Report the count of lines containing the word "name" in the entries below, and nothing more.

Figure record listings
^^^^^^^^
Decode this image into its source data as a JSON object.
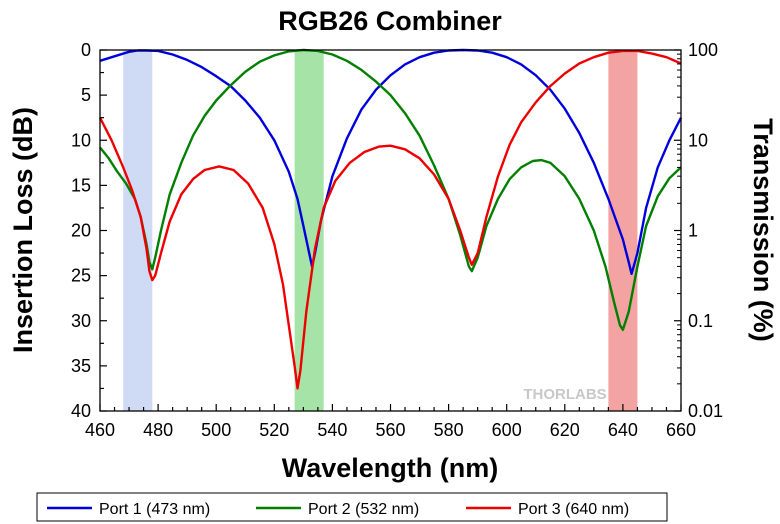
{
  "chart_data": {
    "type": "line",
    "title": "RGB26 Combiner",
    "xlabel": "Wavelength (nm)",
    "ylabel": "Insertion Loss (dB)",
    "y2label": "Transmission (%)",
    "xlim": [
      460,
      660
    ],
    "ylim": [
      40,
      0
    ],
    "y2lim": [
      0.01,
      100
    ],
    "y2_scale": "log",
    "x_ticks": [
      "460",
      "480",
      "500",
      "520",
      "540",
      "560",
      "580",
      "600",
      "620",
      "640",
      "660"
    ],
    "y_ticks": [
      "0",
      "5",
      "10",
      "15",
      "20",
      "25",
      "30",
      "35",
      "40"
    ],
    "y2_ticks": [
      "100",
      "10",
      "1",
      "0.1",
      "0.01"
    ],
    "grid": false,
    "legend_position": "bottom",
    "brand": "THORLABS",
    "bands": [
      {
        "x_start": 468,
        "x_end": 478,
        "color": "#cfdaf5"
      },
      {
        "x_start": 527,
        "x_end": 537,
        "color": "#a6e3a6"
      },
      {
        "x_start": 635,
        "x_end": 645,
        "color": "#f4a3a3"
      }
    ],
    "series": [
      {
        "name": "Port 1 (473 nm)",
        "color": "#0000dd",
        "points": [
          [
            460,
            1.2
          ],
          [
            465,
            0.7
          ],
          [
            470,
            0.2
          ],
          [
            473,
            0.05
          ],
          [
            476,
            0.05
          ],
          [
            480,
            0.1
          ],
          [
            485,
            0.5
          ],
          [
            490,
            1.1
          ],
          [
            495,
            1.9
          ],
          [
            500,
            2.9
          ],
          [
            505,
            4.0
          ],
          [
            510,
            5.6
          ],
          [
            515,
            7.5
          ],
          [
            520,
            10.0
          ],
          [
            525,
            13.5
          ],
          [
            528,
            16.5
          ],
          [
            530,
            19.5
          ],
          [
            532,
            22.5
          ],
          [
            533,
            24.0
          ],
          [
            534,
            22.5
          ],
          [
            536,
            19.0
          ],
          [
            540,
            14.0
          ],
          [
            545,
            9.8
          ],
          [
            550,
            6.6
          ],
          [
            555,
            4.4
          ],
          [
            560,
            2.8
          ],
          [
            565,
            1.6
          ],
          [
            570,
            0.8
          ],
          [
            575,
            0.3
          ],
          [
            580,
            0.05
          ],
          [
            585,
            0.0
          ],
          [
            590,
            0.05
          ],
          [
            595,
            0.3
          ],
          [
            600,
            0.8
          ],
          [
            605,
            1.6
          ],
          [
            610,
            2.8
          ],
          [
            615,
            4.4
          ],
          [
            620,
            6.5
          ],
          [
            625,
            9.2
          ],
          [
            630,
            12.5
          ],
          [
            635,
            16.5
          ],
          [
            640,
            21.0
          ],
          [
            642,
            23.5
          ],
          [
            643,
            24.8
          ],
          [
            645,
            22.5
          ],
          [
            648,
            17.5
          ],
          [
            652,
            13.0
          ],
          [
            656,
            10.0
          ],
          [
            660,
            7.5
          ]
        ]
      },
      {
        "name": "Port 2 (532 nm)",
        "color": "#008000",
        "points": [
          [
            460,
            10.8
          ],
          [
            463,
            12.0
          ],
          [
            466,
            13.5
          ],
          [
            469,
            14.8
          ],
          [
            472,
            16.5
          ],
          [
            474,
            18.5
          ],
          [
            476,
            21.5
          ],
          [
            477,
            23.5
          ],
          [
            478,
            24.3
          ],
          [
            479,
            23.0
          ],
          [
            481,
            20.0
          ],
          [
            484,
            16.0
          ],
          [
            488,
            12.5
          ],
          [
            492,
            9.5
          ],
          [
            496,
            7.3
          ],
          [
            500,
            5.6
          ],
          [
            505,
            3.9
          ],
          [
            510,
            2.4
          ],
          [
            515,
            1.3
          ],
          [
            520,
            0.6
          ],
          [
            525,
            0.15
          ],
          [
            530,
            0.0
          ],
          [
            535,
            0.1
          ],
          [
            540,
            0.5
          ],
          [
            545,
            1.2
          ],
          [
            550,
            2.2
          ],
          [
            555,
            3.5
          ],
          [
            560,
            5.0
          ],
          [
            565,
            7.0
          ],
          [
            570,
            9.5
          ],
          [
            575,
            12.8
          ],
          [
            580,
            16.5
          ],
          [
            584,
            20.5
          ],
          [
            587,
            24.0
          ],
          [
            588,
            24.5
          ],
          [
            590,
            23.0
          ],
          [
            593,
            19.5
          ],
          [
            597,
            16.5
          ],
          [
            601,
            14.3
          ],
          [
            605,
            13.0
          ],
          [
            609,
            12.3
          ],
          [
            612,
            12.2
          ],
          [
            615,
            12.5
          ],
          [
            620,
            14.0
          ],
          [
            625,
            16.5
          ],
          [
            630,
            20.0
          ],
          [
            634,
            24.0
          ],
          [
            637,
            28.0
          ],
          [
            639,
            30.5
          ],
          [
            640,
            31.0
          ],
          [
            642,
            29.0
          ],
          [
            645,
            24.0
          ],
          [
            648,
            19.5
          ],
          [
            652,
            16.2
          ],
          [
            656,
            14.2
          ],
          [
            660,
            13.0
          ]
        ]
      },
      {
        "name": "Port 3 (640 nm)",
        "color": "#ee0000",
        "points": [
          [
            460,
            7.5
          ],
          [
            464,
            10.0
          ],
          [
            468,
            13.0
          ],
          [
            471,
            15.5
          ],
          [
            474,
            18.5
          ],
          [
            476,
            22.0
          ],
          [
            477,
            24.5
          ],
          [
            478,
            25.5
          ],
          [
            479,
            25.0
          ],
          [
            481,
            22.5
          ],
          [
            484,
            19.0
          ],
          [
            488,
            16.0
          ],
          [
            492,
            14.3
          ],
          [
            496,
            13.3
          ],
          [
            501,
            12.9
          ],
          [
            506,
            13.3
          ],
          [
            511,
            14.8
          ],
          [
            516,
            17.5
          ],
          [
            520,
            21.5
          ],
          [
            523,
            26.0
          ],
          [
            525,
            30.5
          ],
          [
            527,
            35.0
          ],
          [
            528,
            37.5
          ],
          [
            529,
            35.5
          ],
          [
            531,
            29.0
          ],
          [
            534,
            22.0
          ],
          [
            537,
            17.5
          ],
          [
            541,
            14.5
          ],
          [
            546,
            12.5
          ],
          [
            551,
            11.3
          ],
          [
            556,
            10.7
          ],
          [
            560,
            10.6
          ],
          [
            565,
            11.0
          ],
          [
            570,
            12.0
          ],
          [
            575,
            13.8
          ],
          [
            580,
            16.5
          ],
          [
            584,
            20.0
          ],
          [
            587,
            23.0
          ],
          [
            588,
            23.8
          ],
          [
            590,
            22.5
          ],
          [
            593,
            18.5
          ],
          [
            597,
            14.0
          ],
          [
            601,
            10.5
          ],
          [
            605,
            8.0
          ],
          [
            610,
            5.8
          ],
          [
            615,
            4.0
          ],
          [
            620,
            2.6
          ],
          [
            625,
            1.5
          ],
          [
            630,
            0.8
          ],
          [
            635,
            0.3
          ],
          [
            640,
            0.1
          ],
          [
            645,
            0.1
          ],
          [
            650,
            0.4
          ],
          [
            655,
            0.8
          ],
          [
            660,
            1.5
          ]
        ]
      }
    ]
  }
}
^^^^^^^^
EXERCISE ANSWER
3